» **Exercise brief**:
Copy all lines that contain the word "care".

» **Material for this exercise**:
==============================

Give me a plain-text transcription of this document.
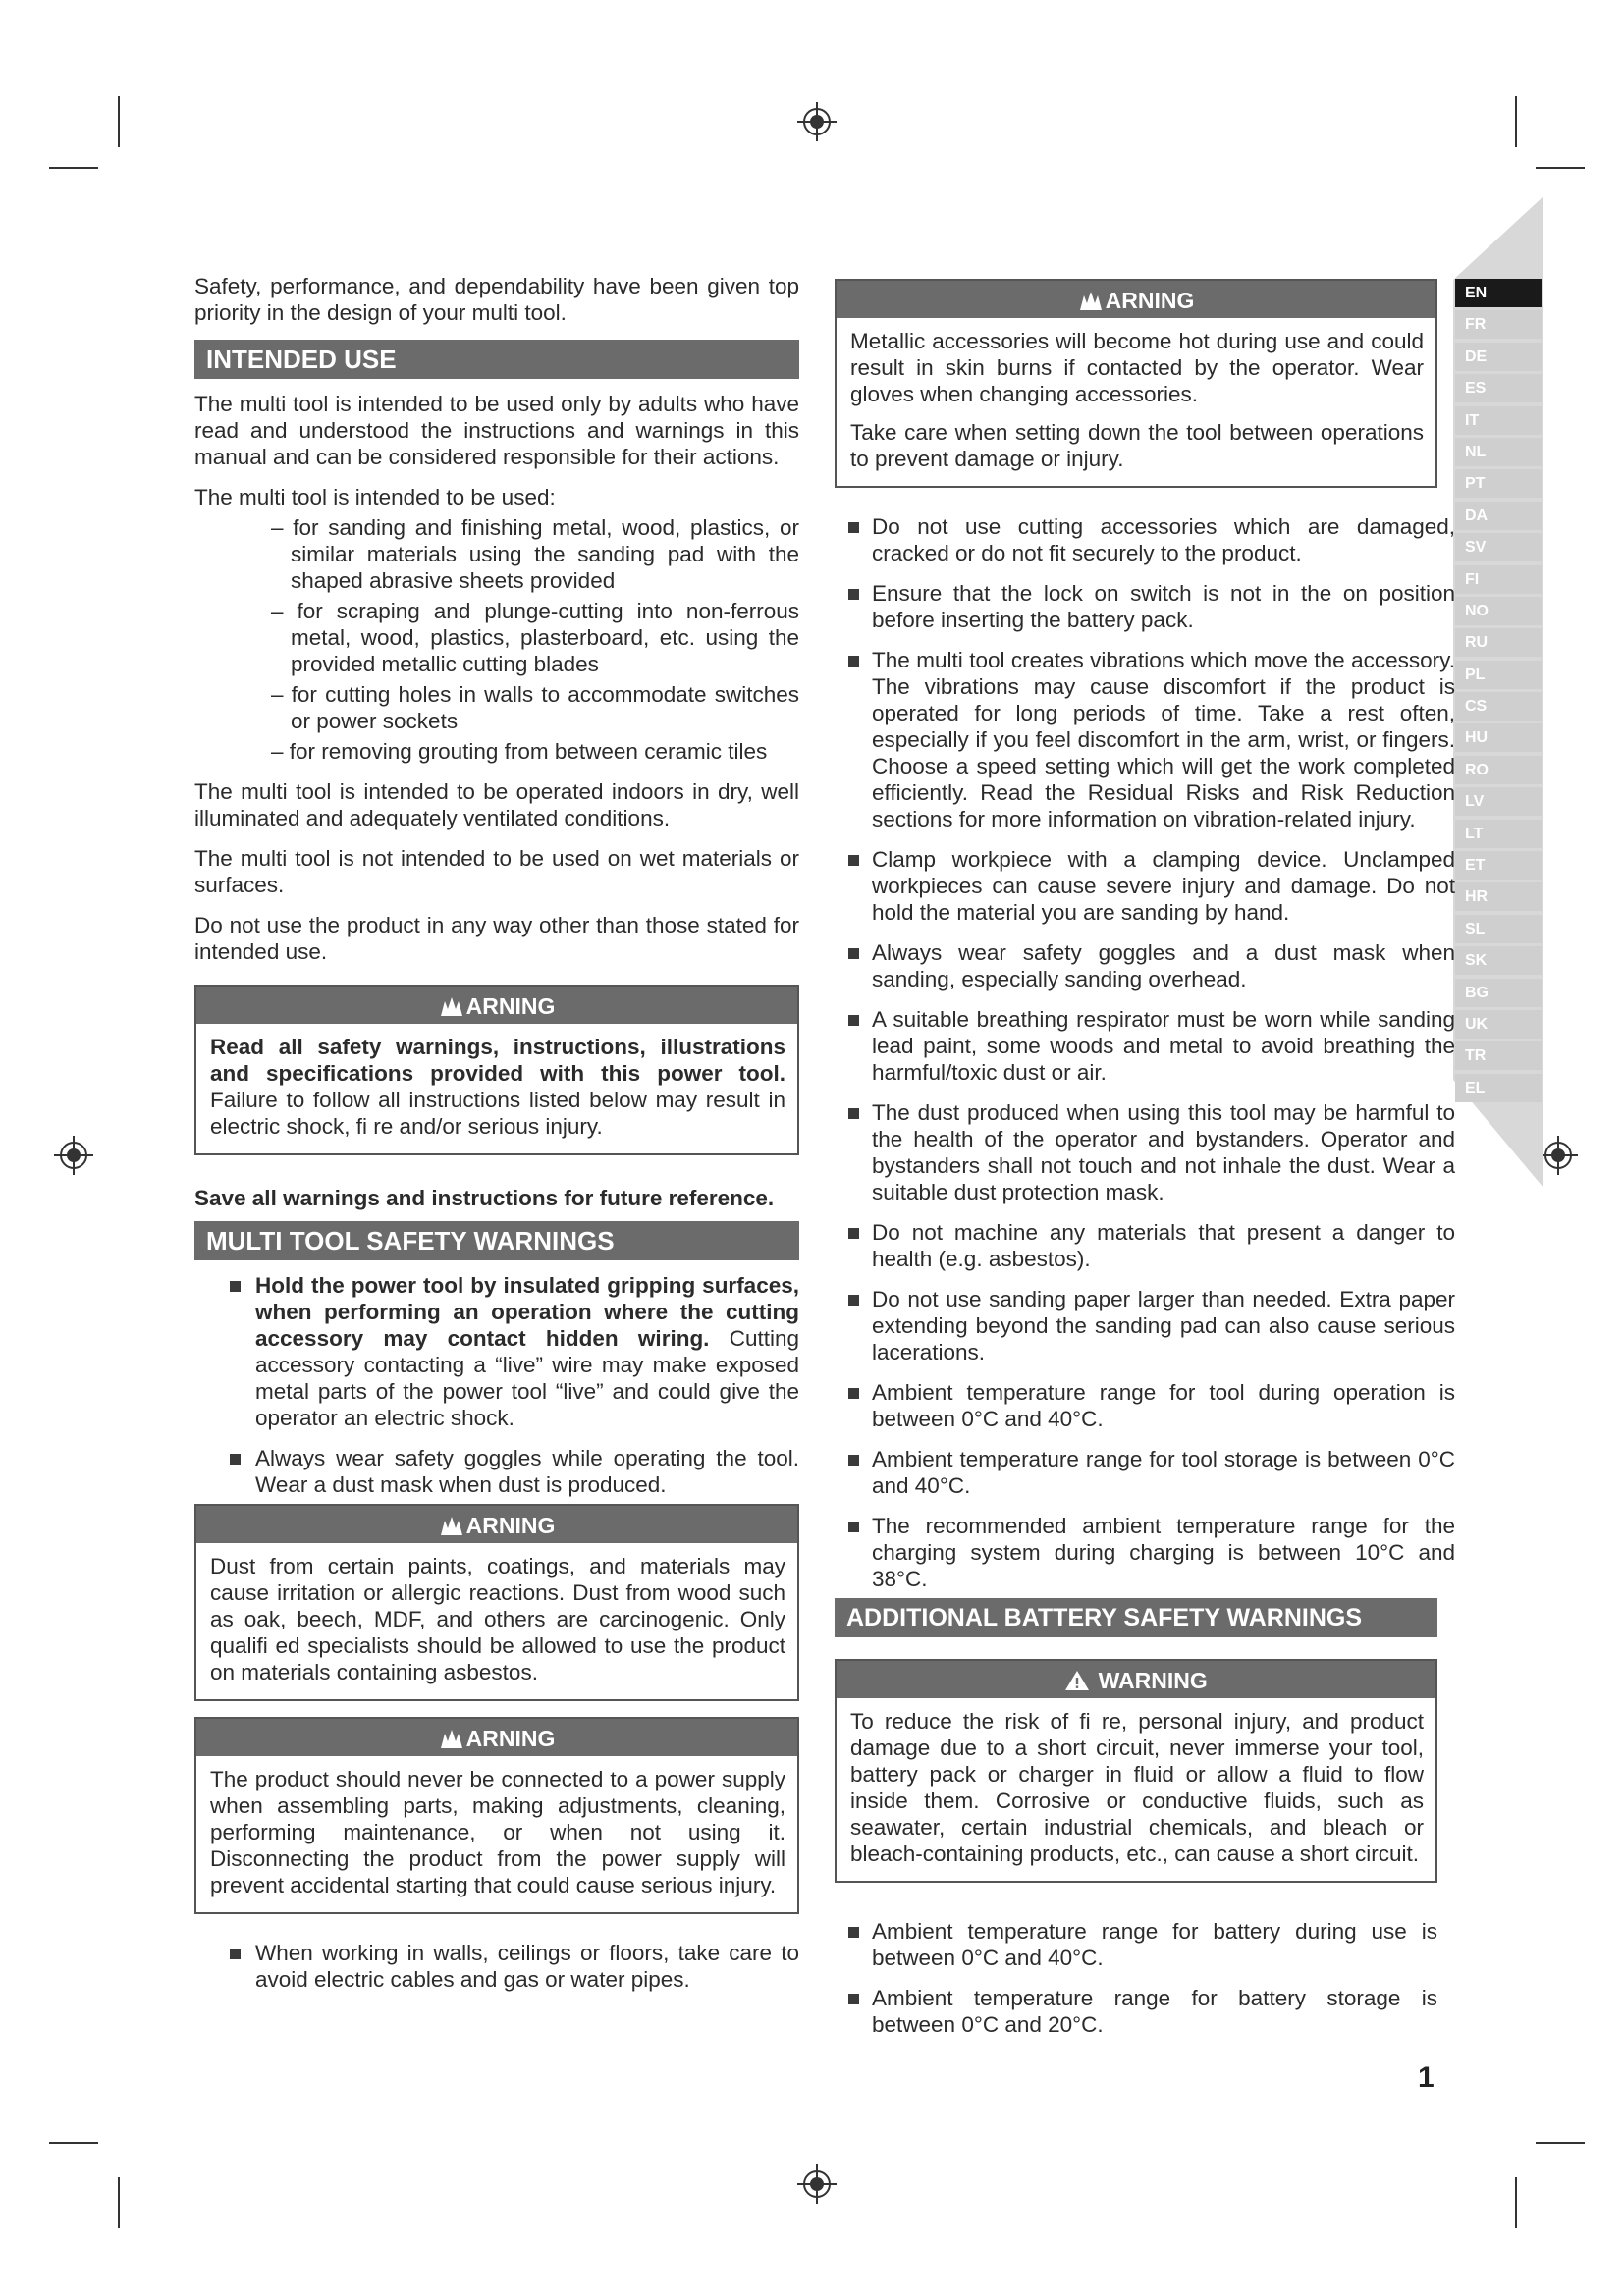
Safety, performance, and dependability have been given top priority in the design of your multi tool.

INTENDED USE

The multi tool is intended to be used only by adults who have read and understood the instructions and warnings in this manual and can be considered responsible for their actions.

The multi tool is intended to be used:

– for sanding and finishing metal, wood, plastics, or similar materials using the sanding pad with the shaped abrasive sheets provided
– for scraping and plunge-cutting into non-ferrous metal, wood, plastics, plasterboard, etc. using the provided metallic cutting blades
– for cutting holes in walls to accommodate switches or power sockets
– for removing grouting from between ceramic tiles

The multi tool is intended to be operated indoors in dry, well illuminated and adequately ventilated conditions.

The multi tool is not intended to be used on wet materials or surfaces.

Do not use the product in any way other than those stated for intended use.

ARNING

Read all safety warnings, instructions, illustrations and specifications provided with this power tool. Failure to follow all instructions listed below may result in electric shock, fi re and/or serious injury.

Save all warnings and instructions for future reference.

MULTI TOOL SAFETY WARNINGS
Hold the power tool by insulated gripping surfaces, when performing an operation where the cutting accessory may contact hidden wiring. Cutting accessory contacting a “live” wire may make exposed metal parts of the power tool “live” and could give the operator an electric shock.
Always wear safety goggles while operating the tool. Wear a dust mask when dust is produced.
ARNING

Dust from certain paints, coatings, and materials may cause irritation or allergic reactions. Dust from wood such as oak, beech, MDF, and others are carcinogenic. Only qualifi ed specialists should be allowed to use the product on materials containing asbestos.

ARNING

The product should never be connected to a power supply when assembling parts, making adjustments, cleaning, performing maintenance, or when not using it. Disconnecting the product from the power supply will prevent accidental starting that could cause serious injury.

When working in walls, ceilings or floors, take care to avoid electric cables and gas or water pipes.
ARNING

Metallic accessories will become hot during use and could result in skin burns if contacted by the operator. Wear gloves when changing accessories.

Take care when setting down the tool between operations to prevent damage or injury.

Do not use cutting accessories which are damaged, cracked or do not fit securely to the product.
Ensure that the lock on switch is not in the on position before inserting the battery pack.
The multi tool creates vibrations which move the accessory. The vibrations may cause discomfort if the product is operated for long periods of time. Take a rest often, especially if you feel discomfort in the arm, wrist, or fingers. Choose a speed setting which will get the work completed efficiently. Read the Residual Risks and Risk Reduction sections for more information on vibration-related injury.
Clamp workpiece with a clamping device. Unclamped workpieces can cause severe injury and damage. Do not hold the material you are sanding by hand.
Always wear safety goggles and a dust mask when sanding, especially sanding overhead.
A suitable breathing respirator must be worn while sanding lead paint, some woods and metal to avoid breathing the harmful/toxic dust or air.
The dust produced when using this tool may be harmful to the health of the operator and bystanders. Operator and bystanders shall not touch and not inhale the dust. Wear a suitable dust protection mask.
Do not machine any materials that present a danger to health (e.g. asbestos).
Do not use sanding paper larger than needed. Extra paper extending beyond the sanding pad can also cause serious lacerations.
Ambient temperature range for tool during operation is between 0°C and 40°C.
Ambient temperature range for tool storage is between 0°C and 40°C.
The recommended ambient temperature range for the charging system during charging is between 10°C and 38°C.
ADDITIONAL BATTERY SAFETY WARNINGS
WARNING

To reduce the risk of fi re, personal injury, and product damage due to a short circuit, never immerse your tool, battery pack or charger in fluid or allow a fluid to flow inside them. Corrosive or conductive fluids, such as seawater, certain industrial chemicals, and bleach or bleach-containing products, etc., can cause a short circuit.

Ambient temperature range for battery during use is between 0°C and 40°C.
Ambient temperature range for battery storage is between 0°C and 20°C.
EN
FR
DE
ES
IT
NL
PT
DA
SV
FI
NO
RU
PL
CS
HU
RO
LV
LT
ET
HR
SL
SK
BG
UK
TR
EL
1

==============================

» **Result of this exercise**:
When working in walls, ceilings or floors, take care to avoid electric cables and gas or water pipes.
Take care when setting down the tool between operations to prevent damage or injury.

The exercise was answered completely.